**Your task**.
Reproduce each line of the material exactly, minus any picture.

── Stored data ──

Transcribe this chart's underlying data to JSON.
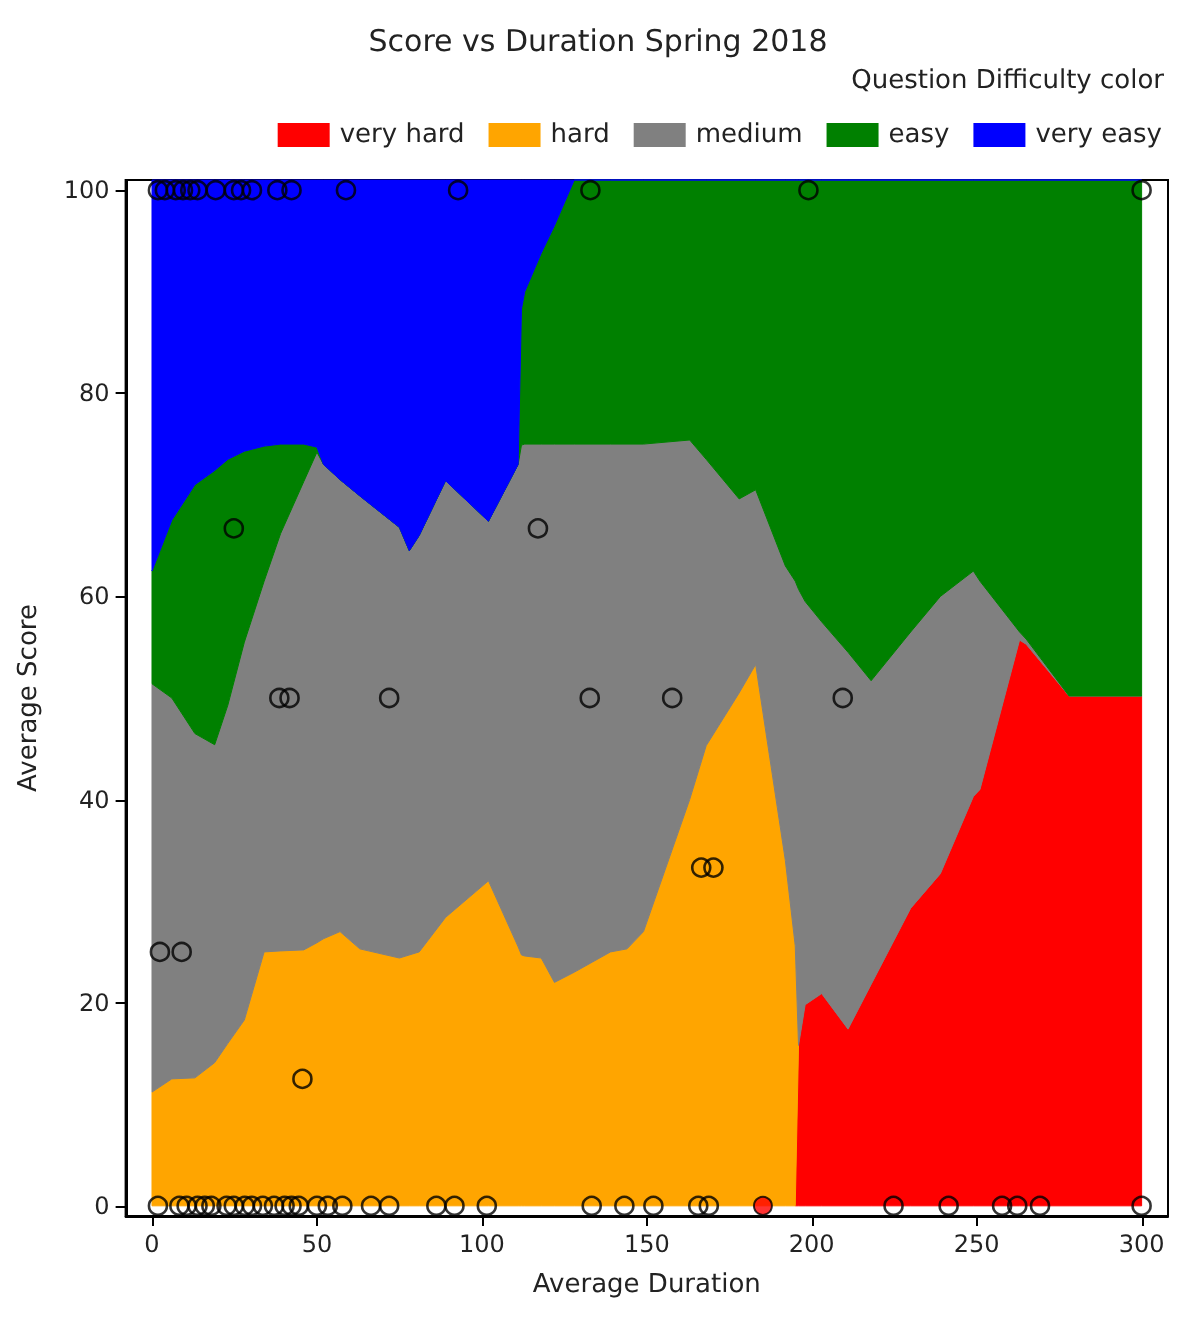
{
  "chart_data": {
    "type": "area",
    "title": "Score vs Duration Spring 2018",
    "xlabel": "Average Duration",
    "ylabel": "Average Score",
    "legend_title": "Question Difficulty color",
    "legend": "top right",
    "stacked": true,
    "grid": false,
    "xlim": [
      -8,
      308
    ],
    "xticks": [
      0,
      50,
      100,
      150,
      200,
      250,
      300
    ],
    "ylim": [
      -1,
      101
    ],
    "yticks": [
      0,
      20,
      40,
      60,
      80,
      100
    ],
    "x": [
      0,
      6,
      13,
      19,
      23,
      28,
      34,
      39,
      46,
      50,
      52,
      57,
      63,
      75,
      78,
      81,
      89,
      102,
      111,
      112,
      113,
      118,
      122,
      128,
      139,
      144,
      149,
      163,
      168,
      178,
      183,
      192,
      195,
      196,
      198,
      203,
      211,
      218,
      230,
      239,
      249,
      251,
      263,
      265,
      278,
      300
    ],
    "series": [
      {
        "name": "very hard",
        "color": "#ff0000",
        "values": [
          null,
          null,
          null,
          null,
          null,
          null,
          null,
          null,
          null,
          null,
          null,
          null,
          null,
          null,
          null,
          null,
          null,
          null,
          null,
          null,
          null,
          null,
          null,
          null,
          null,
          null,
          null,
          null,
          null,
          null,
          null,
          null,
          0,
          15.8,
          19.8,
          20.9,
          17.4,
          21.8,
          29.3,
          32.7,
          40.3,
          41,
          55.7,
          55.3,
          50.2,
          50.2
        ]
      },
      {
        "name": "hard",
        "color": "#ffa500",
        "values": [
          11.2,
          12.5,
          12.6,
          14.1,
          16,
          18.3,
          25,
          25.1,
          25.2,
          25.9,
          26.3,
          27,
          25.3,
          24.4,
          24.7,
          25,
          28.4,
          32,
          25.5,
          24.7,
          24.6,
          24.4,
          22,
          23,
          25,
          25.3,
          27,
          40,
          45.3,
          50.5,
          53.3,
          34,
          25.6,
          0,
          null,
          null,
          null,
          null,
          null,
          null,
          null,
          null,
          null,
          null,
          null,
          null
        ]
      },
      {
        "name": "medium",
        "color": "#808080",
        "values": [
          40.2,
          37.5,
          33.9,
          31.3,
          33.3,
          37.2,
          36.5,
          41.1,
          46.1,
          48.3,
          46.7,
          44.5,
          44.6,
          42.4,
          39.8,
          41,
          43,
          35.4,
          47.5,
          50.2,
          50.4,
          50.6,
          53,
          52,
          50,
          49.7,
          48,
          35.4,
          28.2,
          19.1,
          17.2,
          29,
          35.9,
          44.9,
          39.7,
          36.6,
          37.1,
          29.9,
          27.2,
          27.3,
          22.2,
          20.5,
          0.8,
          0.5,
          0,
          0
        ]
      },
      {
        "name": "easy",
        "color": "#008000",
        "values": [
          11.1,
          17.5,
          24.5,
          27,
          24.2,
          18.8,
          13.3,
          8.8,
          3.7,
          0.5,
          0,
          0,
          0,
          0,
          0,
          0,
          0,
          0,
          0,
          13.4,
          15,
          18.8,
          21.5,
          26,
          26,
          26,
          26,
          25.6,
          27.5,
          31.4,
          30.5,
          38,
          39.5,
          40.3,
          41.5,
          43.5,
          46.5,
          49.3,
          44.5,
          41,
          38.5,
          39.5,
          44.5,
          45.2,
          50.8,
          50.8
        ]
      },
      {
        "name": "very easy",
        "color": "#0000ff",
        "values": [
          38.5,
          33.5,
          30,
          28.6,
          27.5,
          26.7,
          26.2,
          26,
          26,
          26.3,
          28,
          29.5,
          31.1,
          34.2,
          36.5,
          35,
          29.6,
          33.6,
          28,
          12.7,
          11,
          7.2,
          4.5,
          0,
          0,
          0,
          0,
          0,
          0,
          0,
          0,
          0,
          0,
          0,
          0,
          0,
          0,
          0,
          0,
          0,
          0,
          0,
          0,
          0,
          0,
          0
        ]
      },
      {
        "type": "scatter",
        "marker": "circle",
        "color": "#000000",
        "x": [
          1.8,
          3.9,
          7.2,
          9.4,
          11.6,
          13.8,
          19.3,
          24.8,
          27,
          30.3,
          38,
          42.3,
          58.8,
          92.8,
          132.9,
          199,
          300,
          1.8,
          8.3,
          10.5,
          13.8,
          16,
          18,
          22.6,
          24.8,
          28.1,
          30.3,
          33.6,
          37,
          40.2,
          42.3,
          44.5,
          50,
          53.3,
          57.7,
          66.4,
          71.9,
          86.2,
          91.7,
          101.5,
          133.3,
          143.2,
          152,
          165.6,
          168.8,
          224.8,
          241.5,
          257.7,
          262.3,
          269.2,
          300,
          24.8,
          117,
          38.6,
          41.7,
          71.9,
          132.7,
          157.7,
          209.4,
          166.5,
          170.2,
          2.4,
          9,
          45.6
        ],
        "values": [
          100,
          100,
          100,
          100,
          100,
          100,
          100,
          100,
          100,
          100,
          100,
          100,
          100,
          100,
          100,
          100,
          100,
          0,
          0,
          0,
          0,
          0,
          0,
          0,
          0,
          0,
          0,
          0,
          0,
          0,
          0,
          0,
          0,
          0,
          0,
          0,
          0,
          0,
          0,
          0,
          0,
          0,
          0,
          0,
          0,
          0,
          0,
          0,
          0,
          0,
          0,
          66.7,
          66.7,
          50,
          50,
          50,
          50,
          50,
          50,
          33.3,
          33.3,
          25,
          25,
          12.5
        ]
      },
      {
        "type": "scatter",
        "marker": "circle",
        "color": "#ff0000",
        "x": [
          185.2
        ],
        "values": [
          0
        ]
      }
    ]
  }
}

───

**Finished task**.
Transcribe this chart's underlying data to JSON.
{
  "chart_data": {
    "type": "area",
    "title": "Score vs Duration Spring 2018",
    "xlabel": "Average Duration",
    "ylabel": "Average Score",
    "legend_title": "Question Difficulty color",
    "legend": "top right",
    "stacked": true,
    "grid": false,
    "xlim": [
      -8,
      308
    ],
    "xticks": [
      0,
      50,
      100,
      150,
      200,
      250,
      300
    ],
    "ylim": [
      -1,
      101
    ],
    "yticks": [
      0,
      20,
      40,
      60,
      80,
      100
    ],
    "x": [
      0,
      6,
      13,
      19,
      23,
      28,
      34,
      39,
      46,
      50,
      52,
      57,
      63,
      75,
      78,
      81,
      89,
      102,
      111,
      112,
      113,
      118,
      122,
      128,
      139,
      144,
      149,
      163,
      168,
      178,
      183,
      192,
      195,
      196,
      198,
      203,
      211,
      218,
      230,
      239,
      249,
      251,
      263,
      265,
      278,
      300
    ],
    "series": [
      {
        "name": "very hard",
        "color": "#ff0000",
        "values": [
          null,
          null,
          null,
          null,
          null,
          null,
          null,
          null,
          null,
          null,
          null,
          null,
          null,
          null,
          null,
          null,
          null,
          null,
          null,
          null,
          null,
          null,
          null,
          null,
          null,
          null,
          null,
          null,
          null,
          null,
          null,
          null,
          0,
          15.8,
          19.8,
          20.9,
          17.4,
          21.8,
          29.3,
          32.7,
          40.3,
          41,
          55.7,
          55.3,
          50.2,
          50.2
        ]
      },
      {
        "name": "hard",
        "color": "#ffa500",
        "values": [
          11.2,
          12.5,
          12.6,
          14.1,
          16,
          18.3,
          25,
          25.1,
          25.2,
          25.9,
          26.3,
          27,
          25.3,
          24.4,
          24.7,
          25,
          28.4,
          32,
          25.5,
          24.7,
          24.6,
          24.4,
          22,
          23,
          25,
          25.3,
          27,
          40,
          45.3,
          50.5,
          53.3,
          34,
          25.6,
          0,
          null,
          null,
          null,
          null,
          null,
          null,
          null,
          null,
          null,
          null,
          null,
          null
        ]
      },
      {
        "name": "medium",
        "color": "#808080",
        "values": [
          40.2,
          37.5,
          33.9,
          31.3,
          33.3,
          37.2,
          36.5,
          41.1,
          46.1,
          48.3,
          46.7,
          44.5,
          44.6,
          42.4,
          39.8,
          41,
          43,
          35.4,
          47.5,
          50.2,
          50.4,
          50.6,
          53,
          52,
          50,
          49.7,
          48,
          35.4,
          28.2,
          19.1,
          17.2,
          29,
          35.9,
          44.9,
          39.7,
          36.6,
          37.1,
          29.9,
          27.2,
          27.3,
          22.2,
          20.5,
          0.8,
          0.5,
          0,
          0
        ]
      },
      {
        "name": "easy",
        "color": "#008000",
        "values": [
          11.1,
          17.5,
          24.5,
          27,
          24.2,
          18.8,
          13.3,
          8.8,
          3.7,
          0.5,
          0,
          0,
          0,
          0,
          0,
          0,
          0,
          0,
          0,
          13.4,
          15,
          18.8,
          21.5,
          26,
          26,
          26,
          26,
          25.6,
          27.5,
          31.4,
          30.5,
          38,
          39.5,
          40.3,
          41.5,
          43.5,
          46.5,
          49.3,
          44.5,
          41,
          38.5,
          39.5,
          44.5,
          45.2,
          50.8,
          50.8
        ]
      },
      {
        "name": "very easy",
        "color": "#0000ff",
        "values": [
          38.5,
          33.5,
          30,
          28.6,
          27.5,
          26.7,
          26.2,
          26,
          26,
          26.3,
          28,
          29.5,
          31.1,
          34.2,
          36.5,
          35,
          29.6,
          33.6,
          28,
          12.7,
          11,
          7.2,
          4.5,
          0,
          0,
          0,
          0,
          0,
          0,
          0,
          0,
          0,
          0,
          0,
          0,
          0,
          0,
          0,
          0,
          0,
          0,
          0,
          0,
          0,
          0,
          0
        ]
      },
      {
        "type": "scatter",
        "marker": "circle",
        "color": "#000000",
        "x": [
          1.8,
          3.9,
          7.2,
          9.4,
          11.6,
          13.8,
          19.3,
          24.8,
          27,
          30.3,
          38,
          42.3,
          58.8,
          92.8,
          132.9,
          199,
          300,
          1.8,
          8.3,
          10.5,
          13.8,
          16,
          18,
          22.6,
          24.8,
          28.1,
          30.3,
          33.6,
          37,
          40.2,
          42.3,
          44.5,
          50,
          53.3,
          57.7,
          66.4,
          71.9,
          86.2,
          91.7,
          101.5,
          133.3,
          143.2,
          152,
          165.6,
          168.8,
          224.8,
          241.5,
          257.7,
          262.3,
          269.2,
          300,
          24.8,
          117,
          38.6,
          41.7,
          71.9,
          132.7,
          157.7,
          209.4,
          166.5,
          170.2,
          2.4,
          9,
          45.6
        ],
        "values": [
          100,
          100,
          100,
          100,
          100,
          100,
          100,
          100,
          100,
          100,
          100,
          100,
          100,
          100,
          100,
          100,
          100,
          0,
          0,
          0,
          0,
          0,
          0,
          0,
          0,
          0,
          0,
          0,
          0,
          0,
          0,
          0,
          0,
          0,
          0,
          0,
          0,
          0,
          0,
          0,
          0,
          0,
          0,
          0,
          0,
          0,
          0,
          0,
          0,
          0,
          0,
          66.7,
          66.7,
          50,
          50,
          50,
          50,
          50,
          50,
          33.3,
          33.3,
          25,
          25,
          12.5
        ]
      },
      {
        "type": "scatter",
        "marker": "circle",
        "color": "#ff0000",
        "x": [
          185.2
        ],
        "values": [
          0
        ]
      }
    ]
  }
}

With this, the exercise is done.